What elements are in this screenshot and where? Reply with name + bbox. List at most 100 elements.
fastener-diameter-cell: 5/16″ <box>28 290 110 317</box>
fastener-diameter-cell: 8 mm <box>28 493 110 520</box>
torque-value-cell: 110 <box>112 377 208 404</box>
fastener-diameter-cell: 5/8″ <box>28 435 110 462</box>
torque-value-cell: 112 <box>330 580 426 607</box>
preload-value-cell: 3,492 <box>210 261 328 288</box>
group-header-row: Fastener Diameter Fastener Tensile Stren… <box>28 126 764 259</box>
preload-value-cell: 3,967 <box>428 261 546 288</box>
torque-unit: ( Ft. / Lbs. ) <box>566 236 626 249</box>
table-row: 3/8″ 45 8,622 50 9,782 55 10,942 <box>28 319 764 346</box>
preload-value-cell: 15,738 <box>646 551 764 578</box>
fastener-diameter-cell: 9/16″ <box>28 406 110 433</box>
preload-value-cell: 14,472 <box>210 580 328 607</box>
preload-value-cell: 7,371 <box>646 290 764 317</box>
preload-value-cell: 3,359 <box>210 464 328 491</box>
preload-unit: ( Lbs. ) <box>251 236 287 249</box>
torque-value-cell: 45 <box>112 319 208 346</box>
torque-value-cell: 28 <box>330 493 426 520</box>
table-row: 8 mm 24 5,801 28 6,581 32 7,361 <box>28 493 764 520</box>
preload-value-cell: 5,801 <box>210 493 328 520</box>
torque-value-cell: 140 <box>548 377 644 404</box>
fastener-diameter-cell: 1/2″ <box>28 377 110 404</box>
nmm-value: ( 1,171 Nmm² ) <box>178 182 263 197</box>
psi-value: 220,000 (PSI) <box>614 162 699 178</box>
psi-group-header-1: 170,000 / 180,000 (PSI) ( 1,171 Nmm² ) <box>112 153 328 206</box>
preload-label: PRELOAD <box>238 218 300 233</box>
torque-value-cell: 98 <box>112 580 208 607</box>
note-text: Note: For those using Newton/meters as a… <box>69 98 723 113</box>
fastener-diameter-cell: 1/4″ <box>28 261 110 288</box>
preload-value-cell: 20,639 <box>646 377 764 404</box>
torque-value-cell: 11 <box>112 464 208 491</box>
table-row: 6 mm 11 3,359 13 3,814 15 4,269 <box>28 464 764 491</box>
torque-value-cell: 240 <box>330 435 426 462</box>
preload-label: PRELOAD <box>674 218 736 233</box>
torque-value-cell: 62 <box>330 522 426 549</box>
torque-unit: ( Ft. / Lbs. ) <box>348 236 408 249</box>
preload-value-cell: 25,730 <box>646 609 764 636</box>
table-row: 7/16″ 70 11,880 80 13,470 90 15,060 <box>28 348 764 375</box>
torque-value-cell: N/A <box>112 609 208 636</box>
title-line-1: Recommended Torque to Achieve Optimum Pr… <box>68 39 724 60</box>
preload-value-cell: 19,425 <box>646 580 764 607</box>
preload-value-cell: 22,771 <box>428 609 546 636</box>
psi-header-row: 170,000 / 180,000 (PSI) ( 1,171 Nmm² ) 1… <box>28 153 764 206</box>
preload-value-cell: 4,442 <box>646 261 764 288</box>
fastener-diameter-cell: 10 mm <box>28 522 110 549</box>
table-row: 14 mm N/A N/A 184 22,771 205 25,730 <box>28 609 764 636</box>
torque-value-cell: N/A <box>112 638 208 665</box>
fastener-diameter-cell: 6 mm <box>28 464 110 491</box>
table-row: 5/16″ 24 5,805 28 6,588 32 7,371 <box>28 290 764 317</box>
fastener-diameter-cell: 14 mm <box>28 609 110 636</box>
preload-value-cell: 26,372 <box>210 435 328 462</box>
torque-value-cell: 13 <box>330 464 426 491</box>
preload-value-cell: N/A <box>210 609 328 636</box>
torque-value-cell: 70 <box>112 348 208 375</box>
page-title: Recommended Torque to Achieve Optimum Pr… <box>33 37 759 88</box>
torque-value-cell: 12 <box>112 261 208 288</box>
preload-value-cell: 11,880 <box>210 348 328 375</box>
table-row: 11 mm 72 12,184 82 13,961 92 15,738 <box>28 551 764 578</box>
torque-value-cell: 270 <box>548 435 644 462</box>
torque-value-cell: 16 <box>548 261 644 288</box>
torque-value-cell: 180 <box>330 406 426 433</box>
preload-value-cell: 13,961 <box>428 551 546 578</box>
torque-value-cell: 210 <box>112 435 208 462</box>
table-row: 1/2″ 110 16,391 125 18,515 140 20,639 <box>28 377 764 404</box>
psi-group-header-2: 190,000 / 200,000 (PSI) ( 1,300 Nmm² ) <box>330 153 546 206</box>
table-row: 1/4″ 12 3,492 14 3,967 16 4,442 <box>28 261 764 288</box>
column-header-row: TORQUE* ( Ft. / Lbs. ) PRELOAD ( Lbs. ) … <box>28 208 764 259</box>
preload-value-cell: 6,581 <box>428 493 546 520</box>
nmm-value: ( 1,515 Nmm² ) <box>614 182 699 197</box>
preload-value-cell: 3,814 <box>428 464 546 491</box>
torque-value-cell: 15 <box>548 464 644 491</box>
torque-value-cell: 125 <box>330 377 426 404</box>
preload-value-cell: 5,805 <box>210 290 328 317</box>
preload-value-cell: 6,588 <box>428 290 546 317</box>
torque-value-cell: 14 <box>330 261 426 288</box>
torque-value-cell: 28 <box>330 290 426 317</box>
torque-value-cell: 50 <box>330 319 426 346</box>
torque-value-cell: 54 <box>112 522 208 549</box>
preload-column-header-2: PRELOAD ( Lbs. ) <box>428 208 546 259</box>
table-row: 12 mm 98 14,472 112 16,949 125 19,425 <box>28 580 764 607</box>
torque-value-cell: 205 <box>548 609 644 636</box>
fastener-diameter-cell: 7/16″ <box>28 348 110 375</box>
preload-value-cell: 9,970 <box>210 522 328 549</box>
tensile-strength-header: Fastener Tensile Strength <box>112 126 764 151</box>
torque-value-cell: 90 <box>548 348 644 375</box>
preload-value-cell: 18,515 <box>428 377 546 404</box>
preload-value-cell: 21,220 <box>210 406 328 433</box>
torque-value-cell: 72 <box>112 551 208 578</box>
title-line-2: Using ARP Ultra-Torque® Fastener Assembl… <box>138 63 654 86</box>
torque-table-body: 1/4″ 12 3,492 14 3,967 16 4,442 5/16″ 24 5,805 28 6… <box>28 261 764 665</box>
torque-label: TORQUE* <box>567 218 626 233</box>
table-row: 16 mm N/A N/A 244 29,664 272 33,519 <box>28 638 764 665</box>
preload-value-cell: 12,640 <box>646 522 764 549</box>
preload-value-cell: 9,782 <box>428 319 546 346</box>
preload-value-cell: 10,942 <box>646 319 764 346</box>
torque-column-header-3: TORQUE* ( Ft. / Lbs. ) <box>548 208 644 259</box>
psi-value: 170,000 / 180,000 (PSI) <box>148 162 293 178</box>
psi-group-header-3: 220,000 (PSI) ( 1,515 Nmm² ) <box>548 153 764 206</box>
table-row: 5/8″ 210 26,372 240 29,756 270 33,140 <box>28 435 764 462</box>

Short task
Could you repeat each of the records above line for line, keeping every character the same?

Finished exercise
What elements are in this screenshot and where? Reply with name + bbox. List at most 100 elements.
fastener-diameter-cell: 5/16″ <box>28 290 110 317</box>
fastener-diameter-cell: 8 mm <box>28 493 110 520</box>
torque-value-cell: 110 <box>112 377 208 404</box>
fastener-diameter-cell: 5/8″ <box>28 435 110 462</box>
torque-value-cell: 112 <box>330 580 426 607</box>
preload-value-cell: 3,492 <box>210 261 328 288</box>
group-header-row: Fastener Diameter Fastener Tensile Stren… <box>28 126 764 259</box>
preload-value-cell: 3,967 <box>428 261 546 288</box>
torque-unit: ( Ft. / Lbs. ) <box>566 236 626 249</box>
table-row: 3/8″ 45 8,622 50 9,782 55 10,942 <box>28 319 764 346</box>
preload-value-cell: 15,738 <box>646 551 764 578</box>
fastener-diameter-cell: 9/16″ <box>28 406 110 433</box>
preload-value-cell: 14,472 <box>210 580 328 607</box>
preload-value-cell: 7,371 <box>646 290 764 317</box>
preload-value-cell: 3,359 <box>210 464 328 491</box>
preload-unit: ( Lbs. ) <box>251 236 287 249</box>
torque-value-cell: 45 <box>112 319 208 346</box>
torque-value-cell: 28 <box>330 493 426 520</box>
table-row: 8 mm 24 5,801 28 6,581 32 7,361 <box>28 493 764 520</box>
preload-value-cell: 5,801 <box>210 493 328 520</box>
torque-value-cell: 140 <box>548 377 644 404</box>
fastener-diameter-cell: 1/2″ <box>28 377 110 404</box>
nmm-value: ( 1,171 Nmm² ) <box>178 182 263 197</box>
psi-value: 220,000 (PSI) <box>614 162 699 178</box>
psi-group-header-1: 170,000 / 180,000 (PSI) ( 1,171 Nmm² ) <box>112 153 328 206</box>
preload-label: PRELOAD <box>238 218 300 233</box>
torque-value-cell: 98 <box>112 580 208 607</box>
note-text: Note: For those using Newton/meters as a… <box>69 98 723 113</box>
fastener-diameter-cell: 1/4″ <box>28 261 110 288</box>
preload-value-cell: 20,639 <box>646 377 764 404</box>
torque-value-cell: 11 <box>112 464 208 491</box>
table-row: 6 mm 11 3,359 13 3,814 15 4,269 <box>28 464 764 491</box>
torque-value-cell: 240 <box>330 435 426 462</box>
preload-label: PRELOAD <box>674 218 736 233</box>
torque-value-cell: 62 <box>330 522 426 549</box>
torque-unit: ( Ft. / Lbs. ) <box>348 236 408 249</box>
preload-value-cell: 25,730 <box>646 609 764 636</box>
table-row: 7/16″ 70 11,880 80 13,470 90 15,060 <box>28 348 764 375</box>
torque-value-cell: N/A <box>112 609 208 636</box>
title-line-1: Recommended Torque to Achieve Optimum Pr… <box>68 39 724 60</box>
preload-value-cell: 19,425 <box>646 580 764 607</box>
preload-value-cell: 22,771 <box>428 609 546 636</box>
psi-header-row: 170,000 / 180,000 (PSI) ( 1,171 Nmm² ) 1… <box>28 153 764 206</box>
preload-value-cell: 4,442 <box>646 261 764 288</box>
fastener-diameter-cell: 10 mm <box>28 522 110 549</box>
table-row: 14 mm N/A N/A 184 22,771 205 25,730 <box>28 609 764 636</box>
torque-value-cell: N/A <box>112 638 208 665</box>
fastener-diameter-cell: 6 mm <box>28 464 110 491</box>
table-row: 5/16″ 24 5,805 28 6,588 32 7,371 <box>28 290 764 317</box>
fastener-diameter-cell: 14 mm <box>28 609 110 636</box>
preload-value-cell: 26,372 <box>210 435 328 462</box>
torque-value-cell: 13 <box>330 464 426 491</box>
preload-value-cell: N/A <box>210 609 328 636</box>
torque-value-cell: 70 <box>112 348 208 375</box>
page-title: Recommended Torque to Achieve Optimum Pr… <box>33 37 759 88</box>
torque-value-cell: 12 <box>112 261 208 288</box>
preload-value-cell: 11,880 <box>210 348 328 375</box>
table-row: 11 mm 72 12,184 82 13,961 92 15,738 <box>28 551 764 578</box>
torque-value-cell: 270 <box>548 435 644 462</box>
torque-value-cell: 16 <box>548 261 644 288</box>
torque-value-cell: 180 <box>330 406 426 433</box>
preload-value-cell: 13,961 <box>428 551 546 578</box>
torque-value-cell: 210 <box>112 435 208 462</box>
table-row: 1/2″ 110 16,391 125 18,515 140 20,639 <box>28 377 764 404</box>
psi-group-header-2: 190,000 / 200,000 (PSI) ( 1,300 Nmm² ) <box>330 153 546 206</box>
table-row: 1/4″ 12 3,492 14 3,967 16 4,442 <box>28 261 764 288</box>
column-header-row: TORQUE* ( Ft. / Lbs. ) PRELOAD ( Lbs. ) … <box>28 208 764 259</box>
preload-value-cell: 6,581 <box>428 493 546 520</box>
nmm-value: ( 1,515 Nmm² ) <box>614 182 699 197</box>
preload-value-cell: 3,814 <box>428 464 546 491</box>
torque-value-cell: 15 <box>548 464 644 491</box>
torque-value-cell: 125 <box>330 377 426 404</box>
preload-value-cell: 5,805 <box>210 290 328 317</box>
preload-value-cell: 6,588 <box>428 290 546 317</box>
torque-value-cell: 14 <box>330 261 426 288</box>
torque-value-cell: 28 <box>330 290 426 317</box>
torque-value-cell: 50 <box>330 319 426 346</box>
torque-value-cell: 54 <box>112 522 208 549</box>
preload-column-header-2: PRELOAD ( Lbs. ) <box>428 208 546 259</box>
table-row: 12 mm 98 14,472 112 16,949 125 19,425 <box>28 580 764 607</box>
torque-value-cell: 205 <box>548 609 644 636</box>
fastener-diameter-cell: 7/16″ <box>28 348 110 375</box>
preload-value-cell: 9,970 <box>210 522 328 549</box>
tensile-strength-header: Fastener Tensile Strength <box>112 126 764 151</box>
torque-value-cell: 90 <box>548 348 644 375</box>
preload-value-cell: 18,515 <box>428 377 546 404</box>
preload-value-cell: 21,220 <box>210 406 328 433</box>
torque-value-cell: 72 <box>112 551 208 578</box>
title-line-2: Using ARP Ultra-Torque® Fastener Assembl… <box>138 63 654 86</box>
torque-table-body: 1/4″ 12 3,492 14 3,967 16 4,442 5/16″ 24 5,805 28 6… <box>28 261 764 665</box>
torque-label: TORQUE* <box>567 218 626 233</box>
table-row: 16 mm N/A N/A 244 29,664 272 33,519 <box>28 638 764 665</box>
preload-value-cell: 12,640 <box>646 522 764 549</box>
preload-value-cell: 9,782 <box>428 319 546 346</box>
preload-value-cell: 10,942 <box>646 319 764 346</box>
torque-column-header-3: TORQUE* ( Ft. / Lbs. ) <box>548 208 644 259</box>
psi-value: 170,000 / 180,000 (PSI) <box>148 162 293 178</box>
psi-group-header-3: 220,000 (PSI) ( 1,515 Nmm² ) <box>548 153 764 206</box>
table-row: 5/8″ 210 26,372 240 29,756 270 33,140 <box>28 435 764 462</box>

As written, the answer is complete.